**EXERCISE DIRECTIONS**
Find every line in the records below that holds the word "ESTRATÉGICO", and copy each one.

━━━━

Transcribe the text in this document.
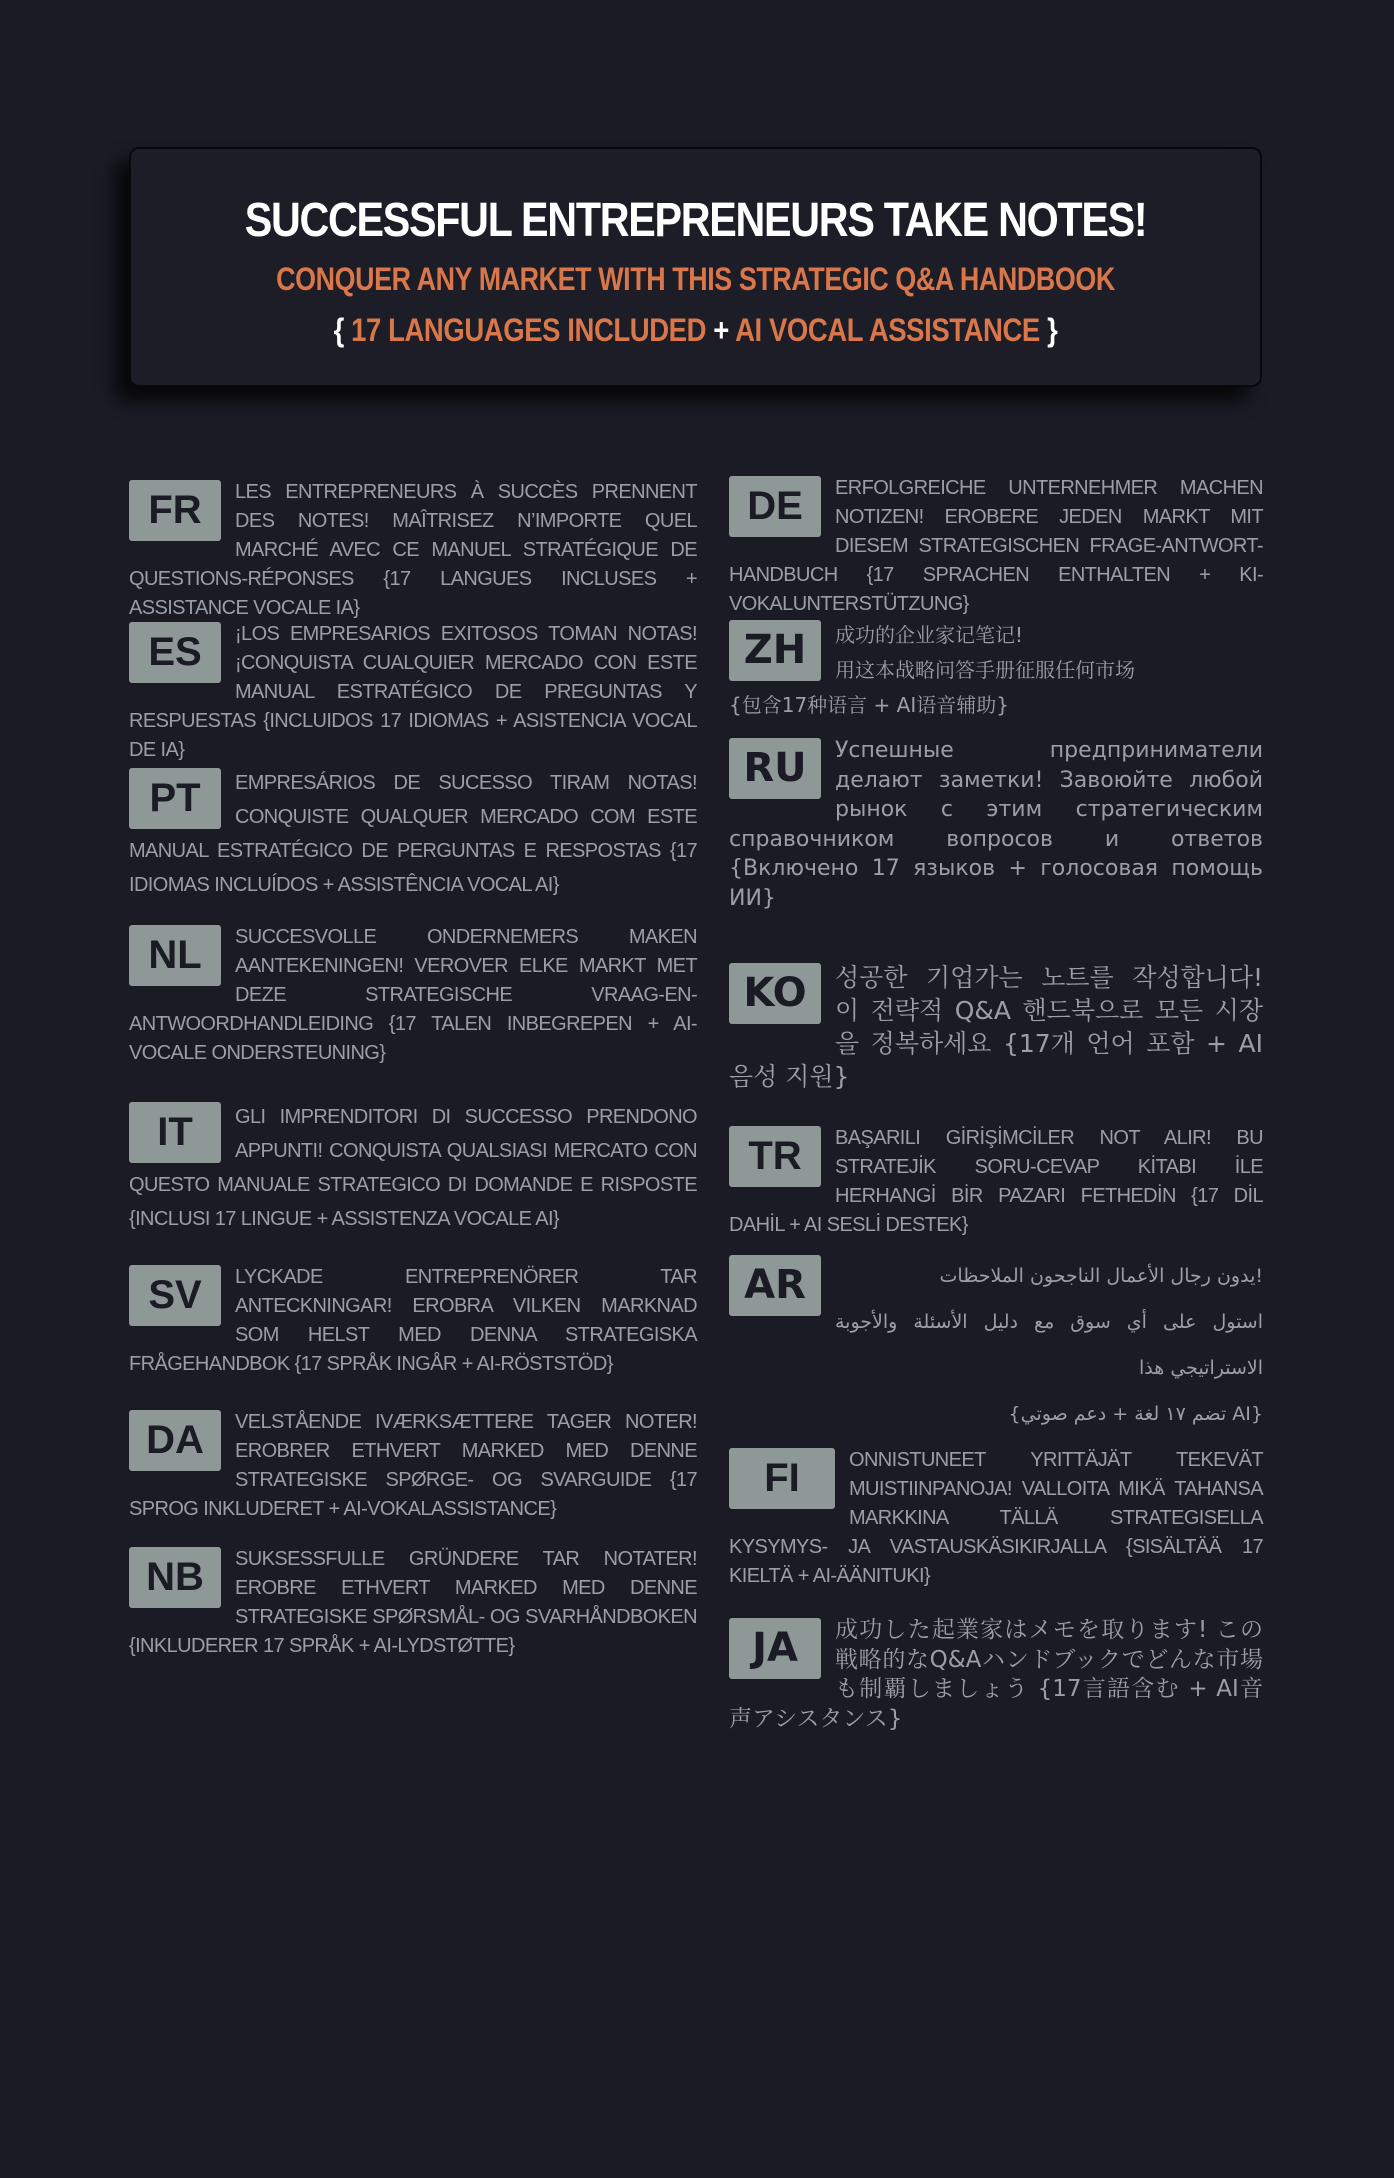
SUCCESSFUL ENTREPRENEURS TAKE NOTES!
CONQUER ANY MARKET WITH THIS STRATEGIC Q&A HANDBOOK
{ 17 LANGUAGES INCLUDED + AI VOCAL ASSISTANCE }
FR	LES ENTREPRENEURS À SUCCÈS PRENNENT DES NOTES! MAÎTRISEZ N’IMPORTE QUEL MARCHÉ AVEC CE MANUEL STRATÉGIQUE DE QUESTIONS-RÉPONSES {17 LANGUES INCLUSES + ASSISTANCE VOCALE IA}
ES	¡LOS EMPRESARIOS EXITOSOS TOMAN NOTAS! ¡CONQUISTA CUALQUIER MERCADO CON ESTE MANUAL ESTRATÉGICO DE PREGUNTAS Y RESPUESTAS {INCLUIDOS 17 IDIOMAS + ASISTENCIA VOCAL DE IA}
PT	EMPRESÁRIOS DE SUCESSO TIRAM NOTAS! CONQUISTE QUALQUER MERCADO COM ESTE MANUAL ESTRATÉGICO DE PERGUNTAS E RESPOSTAS {17 IDIOMAS INCLUÍDOS + ASSISTÊNCIA VOCAL AI}
NL	SUCCESVOLLE ONDERNEMERS MAKEN AANTEKENINGEN! VEROVER ELKE MARKT MET DEZE STRATEGISCHE VRAAG-EN-ANTWOORDHANDLEIDING {17 TALEN INBEGREPEN + AI-VOCALE ONDERSTEUNING}
IT	GLI IMPRENDITORI DI SUCCESSO PRENDONO APPUNTI! CONQUISTA QUALSIASI MERCATO CON QUESTO MANUALE STRATEGICO DI DOMANDE E RISPOSTE {INCLUSI 17 LINGUE + ASSISTENZA VOCALE AI}
SV	LYCKADE ENTREPRENÖRER TAR ANTECKNINGAR! EROBRA VILKEN MARKNAD SOM HELST MED DENNA STRATEGISKA FRÅGEHANDBOK {17 SPRÅK INGÅR + AI-RÖSTSTÖD}
DA	VELSTÅENDE IVÆRKSÆTTERE TAGER NOTER! EROBRER ETHVERT MARKED MED DENNE STRATEGISKE SPØRGE- OG SVARGUIDE {17 SPROG INKLUDERET + AI-VOKALASSISTANCE}
NB	SUKSESSFULLE GRÜNDERE TAR NOTATER! EROBRE ETHVERT MARKED MED DENNE STRATEGISKE SPØRSMÅL- OG SVARHÅNDBOKEN {INKLUDERER 17 SPRÅK + AI-LYDSTØTTE}
DE	ERFOLGREICHE UNTERNEHMER MACHEN NOTIZEN! EROBERE JEDEN MARKT MIT DIESEM STRATEGISCHEN FRAGE-ANTWORT-HANDBUCH {17 SPRACHEN ENTHALTEN + KI-VOKALUNTERSTÜTZUNG}
ZH	成功的企业家记笔记!
用这本战略问答手册征服任何市场
{包含17种语言 + AI语音辅助}
RU	Успешные предприниматели делают заметки! Завоюйте любой рынок с этим стратегическим справочником вопросов и ответов {Включено 17 языков + голосовая помощь ИИ}
KO	성공한 기업가는 노트를 작성합니다! 이 전략적 Q&A 핸드북으로 모든 시장을 정복하세요 {17개 언어 포함 + AI 음성 지원}
TR	BAŞARILI GİRİŞİMCİLER NOT ALIR! BU STRATEJİK SORU-CEVAP KİTABI İLE HERHANGİ BİR PAZARI FETHEDİN {17 DİL DAHİL + AI SESLİ DESTEK}
AR	!يدون رجال الأعمال الناجحون الملاحظات
استول على أي سوق مع دليل الأسئلة والأجوبة
الاستراتيجي هذا
{AI تضم ١٧ لغة + دعم صوتي}
FI	ONNISTUNEET YRITTÄJÄT TEKEVÄT MUISTIINPANOJA! VALLOITA MIKÄ TAHANSA MARKKINA TÄLLÄ STRATEGISELLA KYSYMYS- JA VASTAUSKÄSIKIRJALLA {SISÄLTÄÄ 17 KIELTÄ + AI-ÄÄNITUKI}
JA	成功した起業家はメモを取ります! この戦略的なQ&Aハンドブックでどんな市場も制覇しましょう {17言語含む + AI音声アシスタンス}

━━━━

**FULL OUTPUT**
ES	¡LOS EMPRESARIOS EXITOSOS TOMAN NOTAS! ¡CONQUISTA CUALQUIER MERCADO CON ESTE MANUAL ESTRATÉGICO DE PREGUNTAS Y RESPUESTAS {INCLUIDOS 17 IDIOMAS + ASISTENCIA VOCAL DE IA}
PT	EMPRESÁRIOS DE SUCESSO TIRAM NOTAS! CONQUISTE QUALQUER MERCADO COM ESTE MANUAL ESTRATÉGICO DE PERGUNTAS E RESPOSTAS {17 IDIOMAS INCLUÍDOS + ASSISTÊNCIA VOCAL AI}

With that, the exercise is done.